**Work to be completed**
Quote every row below word for word, in the order given.

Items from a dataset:
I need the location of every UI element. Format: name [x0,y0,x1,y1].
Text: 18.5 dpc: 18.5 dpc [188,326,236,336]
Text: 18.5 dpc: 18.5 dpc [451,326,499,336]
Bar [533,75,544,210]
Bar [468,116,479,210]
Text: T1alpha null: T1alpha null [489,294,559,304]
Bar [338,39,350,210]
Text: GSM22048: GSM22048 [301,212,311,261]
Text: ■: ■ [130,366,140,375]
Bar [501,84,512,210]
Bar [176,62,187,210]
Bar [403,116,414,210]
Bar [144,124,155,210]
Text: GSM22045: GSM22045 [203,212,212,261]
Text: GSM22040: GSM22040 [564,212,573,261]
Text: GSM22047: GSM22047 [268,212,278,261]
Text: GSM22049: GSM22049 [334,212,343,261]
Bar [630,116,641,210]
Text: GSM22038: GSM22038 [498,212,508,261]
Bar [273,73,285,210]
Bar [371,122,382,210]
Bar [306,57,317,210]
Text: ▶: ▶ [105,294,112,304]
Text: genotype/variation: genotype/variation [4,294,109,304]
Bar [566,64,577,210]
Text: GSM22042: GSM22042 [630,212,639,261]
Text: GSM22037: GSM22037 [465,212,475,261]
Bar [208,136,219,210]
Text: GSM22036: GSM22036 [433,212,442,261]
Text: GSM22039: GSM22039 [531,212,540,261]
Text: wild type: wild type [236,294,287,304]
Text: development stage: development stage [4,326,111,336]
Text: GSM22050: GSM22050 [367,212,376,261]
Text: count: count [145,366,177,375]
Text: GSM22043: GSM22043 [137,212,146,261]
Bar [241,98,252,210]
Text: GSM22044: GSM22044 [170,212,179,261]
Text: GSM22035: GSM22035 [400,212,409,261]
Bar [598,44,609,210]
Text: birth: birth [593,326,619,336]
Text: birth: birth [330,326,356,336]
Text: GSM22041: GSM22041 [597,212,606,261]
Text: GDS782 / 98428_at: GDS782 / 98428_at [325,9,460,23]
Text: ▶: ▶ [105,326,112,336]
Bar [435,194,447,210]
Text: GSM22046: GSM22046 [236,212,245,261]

**Reply**
I need the location of every UI element. Format: name [x0,y0,x1,y1].
Text: 18.5 dpc: 18.5 dpc [188,326,236,336]
Text: 18.5 dpc: 18.5 dpc [451,326,499,336]
Bar [533,75,544,210]
Bar [468,116,479,210]
Text: T1alpha null: T1alpha null [489,294,559,304]
Bar [338,39,350,210]
Text: GSM22048: GSM22048 [301,212,311,261]
Text: ■: ■ [130,366,140,375]
Bar [501,84,512,210]
Bar [176,62,187,210]
Bar [403,116,414,210]
Bar [144,124,155,210]
Text: GSM22045: GSM22045 [203,212,212,261]
Text: GSM22040: GSM22040 [564,212,573,261]
Text: GSM22047: GSM22047 [268,212,278,261]
Text: GSM22049: GSM22049 [334,212,343,261]
Bar [630,116,641,210]
Text: GSM22038: GSM22038 [498,212,508,261]
Bar [273,73,285,210]
Bar [371,122,382,210]
Bar [306,57,317,210]
Text: ▶: ▶ [105,294,112,304]
Text: genotype/variation: genotype/variation [4,294,109,304]
Bar [566,64,577,210]
Text: GSM22042: GSM22042 [630,212,639,261]
Text: GSM22037: GSM22037 [465,212,475,261]
Bar [208,136,219,210]
Text: GSM22036: GSM22036 [433,212,442,261]
Text: GSM22039: GSM22039 [531,212,540,261]
Text: wild type: wild type [236,294,287,304]
Text: development stage: development stage [4,326,111,336]
Text: GSM22050: GSM22050 [367,212,376,261]
Text: count: count [145,366,177,375]
Text: GSM22043: GSM22043 [137,212,146,261]
Bar [241,98,252,210]
Text: GSM22044: GSM22044 [170,212,179,261]
Text: GSM22035: GSM22035 [400,212,409,261]
Bar [598,44,609,210]
Text: birth: birth [593,326,619,336]
Text: birth: birth [330,326,356,336]
Text: GSM22041: GSM22041 [597,212,606,261]
Text: GDS782 / 98428_at: GDS782 / 98428_at [325,9,460,23]
Text: ▶: ▶ [105,326,112,336]
Bar [435,194,447,210]
Text: GSM22046: GSM22046 [236,212,245,261]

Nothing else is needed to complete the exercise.